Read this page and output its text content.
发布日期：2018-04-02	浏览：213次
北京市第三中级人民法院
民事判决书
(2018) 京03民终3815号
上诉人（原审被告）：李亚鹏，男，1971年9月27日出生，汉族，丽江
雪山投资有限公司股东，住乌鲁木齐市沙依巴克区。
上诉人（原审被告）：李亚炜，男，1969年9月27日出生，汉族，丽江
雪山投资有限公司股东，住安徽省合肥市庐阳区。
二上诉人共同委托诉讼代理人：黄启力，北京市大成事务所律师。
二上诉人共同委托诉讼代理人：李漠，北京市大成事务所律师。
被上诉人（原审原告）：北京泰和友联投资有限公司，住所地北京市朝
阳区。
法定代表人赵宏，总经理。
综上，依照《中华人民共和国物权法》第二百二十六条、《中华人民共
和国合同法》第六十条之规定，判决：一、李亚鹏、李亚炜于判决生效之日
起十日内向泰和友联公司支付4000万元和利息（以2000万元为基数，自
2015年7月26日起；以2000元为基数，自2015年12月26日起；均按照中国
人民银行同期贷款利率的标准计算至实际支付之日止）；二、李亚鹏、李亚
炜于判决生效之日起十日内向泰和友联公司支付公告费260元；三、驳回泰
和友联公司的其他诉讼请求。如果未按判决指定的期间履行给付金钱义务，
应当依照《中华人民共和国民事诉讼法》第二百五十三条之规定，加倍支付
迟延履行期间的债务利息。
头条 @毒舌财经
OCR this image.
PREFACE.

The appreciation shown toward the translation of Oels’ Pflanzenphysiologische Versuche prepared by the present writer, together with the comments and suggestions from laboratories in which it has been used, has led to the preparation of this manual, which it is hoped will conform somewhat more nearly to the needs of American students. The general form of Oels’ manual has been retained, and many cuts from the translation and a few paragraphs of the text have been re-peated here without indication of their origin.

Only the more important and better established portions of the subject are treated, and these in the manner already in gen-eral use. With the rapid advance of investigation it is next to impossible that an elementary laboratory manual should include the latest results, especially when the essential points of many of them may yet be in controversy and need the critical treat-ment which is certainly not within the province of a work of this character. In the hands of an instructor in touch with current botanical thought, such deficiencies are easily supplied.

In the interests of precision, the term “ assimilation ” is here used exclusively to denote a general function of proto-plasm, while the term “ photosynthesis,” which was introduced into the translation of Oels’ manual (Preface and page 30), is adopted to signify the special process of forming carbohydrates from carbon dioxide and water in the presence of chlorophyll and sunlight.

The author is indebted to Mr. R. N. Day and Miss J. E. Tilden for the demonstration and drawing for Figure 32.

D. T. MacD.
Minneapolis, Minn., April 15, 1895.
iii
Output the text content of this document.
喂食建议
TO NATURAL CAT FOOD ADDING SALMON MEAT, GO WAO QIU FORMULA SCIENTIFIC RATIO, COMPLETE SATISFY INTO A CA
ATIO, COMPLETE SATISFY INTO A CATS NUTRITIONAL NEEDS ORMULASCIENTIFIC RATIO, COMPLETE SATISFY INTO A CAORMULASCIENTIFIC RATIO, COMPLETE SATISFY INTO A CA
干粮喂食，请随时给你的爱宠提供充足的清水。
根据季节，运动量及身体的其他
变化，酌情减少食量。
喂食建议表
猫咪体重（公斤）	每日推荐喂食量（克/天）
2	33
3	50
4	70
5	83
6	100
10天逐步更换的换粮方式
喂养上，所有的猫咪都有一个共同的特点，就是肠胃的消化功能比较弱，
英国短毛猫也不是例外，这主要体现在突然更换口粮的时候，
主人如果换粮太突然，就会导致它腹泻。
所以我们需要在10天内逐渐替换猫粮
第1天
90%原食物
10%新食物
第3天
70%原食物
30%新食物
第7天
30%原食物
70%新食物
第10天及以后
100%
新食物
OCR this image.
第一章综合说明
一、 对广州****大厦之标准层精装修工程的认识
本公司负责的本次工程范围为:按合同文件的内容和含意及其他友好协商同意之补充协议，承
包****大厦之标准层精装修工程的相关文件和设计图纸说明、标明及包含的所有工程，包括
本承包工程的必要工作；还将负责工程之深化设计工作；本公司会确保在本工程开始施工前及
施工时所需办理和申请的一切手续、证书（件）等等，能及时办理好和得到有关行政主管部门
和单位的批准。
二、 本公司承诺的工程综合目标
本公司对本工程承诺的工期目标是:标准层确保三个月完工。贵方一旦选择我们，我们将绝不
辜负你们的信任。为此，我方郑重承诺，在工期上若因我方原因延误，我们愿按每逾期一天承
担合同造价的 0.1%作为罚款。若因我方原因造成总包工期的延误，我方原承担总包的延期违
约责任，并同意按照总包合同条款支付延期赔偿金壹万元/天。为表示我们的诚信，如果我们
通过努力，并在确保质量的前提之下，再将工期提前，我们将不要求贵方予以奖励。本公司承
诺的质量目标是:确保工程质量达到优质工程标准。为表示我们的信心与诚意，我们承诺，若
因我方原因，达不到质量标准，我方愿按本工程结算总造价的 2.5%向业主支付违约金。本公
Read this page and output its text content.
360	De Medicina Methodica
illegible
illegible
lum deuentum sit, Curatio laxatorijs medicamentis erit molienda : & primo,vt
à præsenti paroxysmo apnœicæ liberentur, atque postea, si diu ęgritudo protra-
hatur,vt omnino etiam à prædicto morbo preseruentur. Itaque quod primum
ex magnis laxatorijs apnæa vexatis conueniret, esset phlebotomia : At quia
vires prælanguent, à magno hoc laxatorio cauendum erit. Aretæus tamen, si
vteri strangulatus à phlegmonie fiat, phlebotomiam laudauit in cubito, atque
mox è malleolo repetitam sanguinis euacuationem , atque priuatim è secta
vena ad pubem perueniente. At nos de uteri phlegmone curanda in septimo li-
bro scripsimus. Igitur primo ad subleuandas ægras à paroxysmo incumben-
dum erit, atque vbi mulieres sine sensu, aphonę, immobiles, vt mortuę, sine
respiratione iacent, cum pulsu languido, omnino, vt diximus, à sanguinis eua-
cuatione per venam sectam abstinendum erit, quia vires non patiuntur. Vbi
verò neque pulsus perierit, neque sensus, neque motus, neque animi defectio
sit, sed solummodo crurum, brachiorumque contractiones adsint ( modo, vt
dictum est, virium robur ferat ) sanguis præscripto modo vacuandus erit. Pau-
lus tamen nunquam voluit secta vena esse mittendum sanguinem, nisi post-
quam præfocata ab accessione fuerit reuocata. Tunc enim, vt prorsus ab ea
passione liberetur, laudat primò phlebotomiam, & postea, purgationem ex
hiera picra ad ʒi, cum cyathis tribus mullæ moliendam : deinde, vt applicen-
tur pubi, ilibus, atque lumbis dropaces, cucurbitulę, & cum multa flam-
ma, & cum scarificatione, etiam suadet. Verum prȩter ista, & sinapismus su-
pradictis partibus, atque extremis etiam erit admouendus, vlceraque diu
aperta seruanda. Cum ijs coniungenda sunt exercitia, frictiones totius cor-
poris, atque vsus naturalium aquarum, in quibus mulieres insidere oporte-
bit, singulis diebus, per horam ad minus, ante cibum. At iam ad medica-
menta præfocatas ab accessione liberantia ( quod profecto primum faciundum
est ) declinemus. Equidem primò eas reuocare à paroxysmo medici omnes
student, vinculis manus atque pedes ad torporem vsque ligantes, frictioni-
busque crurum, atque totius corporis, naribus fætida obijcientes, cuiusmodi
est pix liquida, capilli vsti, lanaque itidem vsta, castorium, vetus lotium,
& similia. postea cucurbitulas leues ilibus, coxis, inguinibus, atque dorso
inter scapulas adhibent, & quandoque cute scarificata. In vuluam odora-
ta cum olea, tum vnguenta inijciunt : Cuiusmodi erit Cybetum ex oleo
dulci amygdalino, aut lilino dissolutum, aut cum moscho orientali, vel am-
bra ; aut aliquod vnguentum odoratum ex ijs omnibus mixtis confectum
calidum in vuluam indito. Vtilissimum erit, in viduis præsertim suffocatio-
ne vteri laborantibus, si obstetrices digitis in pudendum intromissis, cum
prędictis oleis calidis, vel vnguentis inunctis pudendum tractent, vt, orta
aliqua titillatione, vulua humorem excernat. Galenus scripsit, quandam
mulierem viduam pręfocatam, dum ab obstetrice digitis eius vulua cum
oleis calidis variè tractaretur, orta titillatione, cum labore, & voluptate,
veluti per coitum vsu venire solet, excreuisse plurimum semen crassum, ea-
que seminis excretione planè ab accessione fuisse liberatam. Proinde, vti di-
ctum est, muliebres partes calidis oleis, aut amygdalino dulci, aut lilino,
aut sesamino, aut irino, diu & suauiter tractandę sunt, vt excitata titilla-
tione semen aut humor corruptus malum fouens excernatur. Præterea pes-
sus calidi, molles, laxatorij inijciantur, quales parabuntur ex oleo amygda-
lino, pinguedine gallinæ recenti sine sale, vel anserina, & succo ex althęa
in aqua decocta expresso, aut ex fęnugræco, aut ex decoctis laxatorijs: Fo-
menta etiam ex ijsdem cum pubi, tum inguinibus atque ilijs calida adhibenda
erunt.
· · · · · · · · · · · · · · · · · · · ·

#### Task details:
Pull out every line in the material above where "SATISFY" occurs.

#### Exercise solution:
TO NATURAL CAT FOOD ADDING SALMON MEAT, GO WAO QIU FORMULA SCIENTIFIC RATIO, COMPLETE SATISFY INTO A CA
ATIO, COMPLETE SATISFY INTO A CATS NUTRITIONAL NEEDS ORMULASCIENTIFIC RATIO, COMPLETE SATISFY INTO A CAORMULASCIENTIFIC RATIO, COMPLETE SATISFY INTO A CA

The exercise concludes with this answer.